WORK REQUIRED:
Give the number of lines in the listing that hold the word "certinho". Write nothing but that number.

RECORDS TO PROCESS:
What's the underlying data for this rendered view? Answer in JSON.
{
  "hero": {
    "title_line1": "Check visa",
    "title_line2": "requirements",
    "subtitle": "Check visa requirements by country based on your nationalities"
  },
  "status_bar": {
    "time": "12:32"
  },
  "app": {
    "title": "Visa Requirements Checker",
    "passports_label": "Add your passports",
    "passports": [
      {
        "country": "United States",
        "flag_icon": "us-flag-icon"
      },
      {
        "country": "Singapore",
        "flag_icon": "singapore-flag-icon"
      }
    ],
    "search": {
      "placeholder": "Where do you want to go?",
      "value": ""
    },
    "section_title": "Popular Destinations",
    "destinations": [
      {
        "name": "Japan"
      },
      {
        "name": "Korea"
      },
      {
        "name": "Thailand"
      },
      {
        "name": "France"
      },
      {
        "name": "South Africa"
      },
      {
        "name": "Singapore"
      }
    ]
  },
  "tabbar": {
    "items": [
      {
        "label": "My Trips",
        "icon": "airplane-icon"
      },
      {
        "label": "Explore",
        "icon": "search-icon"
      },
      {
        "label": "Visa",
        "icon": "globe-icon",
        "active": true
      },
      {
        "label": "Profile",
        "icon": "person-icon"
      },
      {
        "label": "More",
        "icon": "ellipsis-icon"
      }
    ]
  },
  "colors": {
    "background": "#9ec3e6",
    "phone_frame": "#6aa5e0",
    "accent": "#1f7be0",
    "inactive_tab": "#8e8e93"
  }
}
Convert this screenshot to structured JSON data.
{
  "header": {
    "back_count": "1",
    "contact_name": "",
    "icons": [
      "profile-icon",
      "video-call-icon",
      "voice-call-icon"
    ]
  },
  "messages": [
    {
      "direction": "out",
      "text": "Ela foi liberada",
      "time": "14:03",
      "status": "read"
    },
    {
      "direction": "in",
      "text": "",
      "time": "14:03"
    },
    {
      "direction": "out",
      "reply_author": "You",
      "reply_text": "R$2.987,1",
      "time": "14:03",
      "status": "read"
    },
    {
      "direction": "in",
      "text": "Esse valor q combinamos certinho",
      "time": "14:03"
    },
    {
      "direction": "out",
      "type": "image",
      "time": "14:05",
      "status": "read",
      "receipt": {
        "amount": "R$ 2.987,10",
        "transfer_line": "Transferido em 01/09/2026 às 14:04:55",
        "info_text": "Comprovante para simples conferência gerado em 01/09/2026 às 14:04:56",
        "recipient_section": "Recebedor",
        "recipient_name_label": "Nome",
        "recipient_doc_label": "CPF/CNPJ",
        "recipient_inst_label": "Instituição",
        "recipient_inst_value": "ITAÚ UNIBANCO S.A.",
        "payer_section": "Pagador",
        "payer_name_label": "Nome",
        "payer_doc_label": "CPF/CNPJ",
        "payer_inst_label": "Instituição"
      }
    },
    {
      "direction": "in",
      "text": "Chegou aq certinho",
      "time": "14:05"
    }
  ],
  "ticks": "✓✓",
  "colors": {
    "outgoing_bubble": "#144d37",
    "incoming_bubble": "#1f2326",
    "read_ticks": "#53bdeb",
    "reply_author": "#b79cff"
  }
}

FULL RESPONSE:
2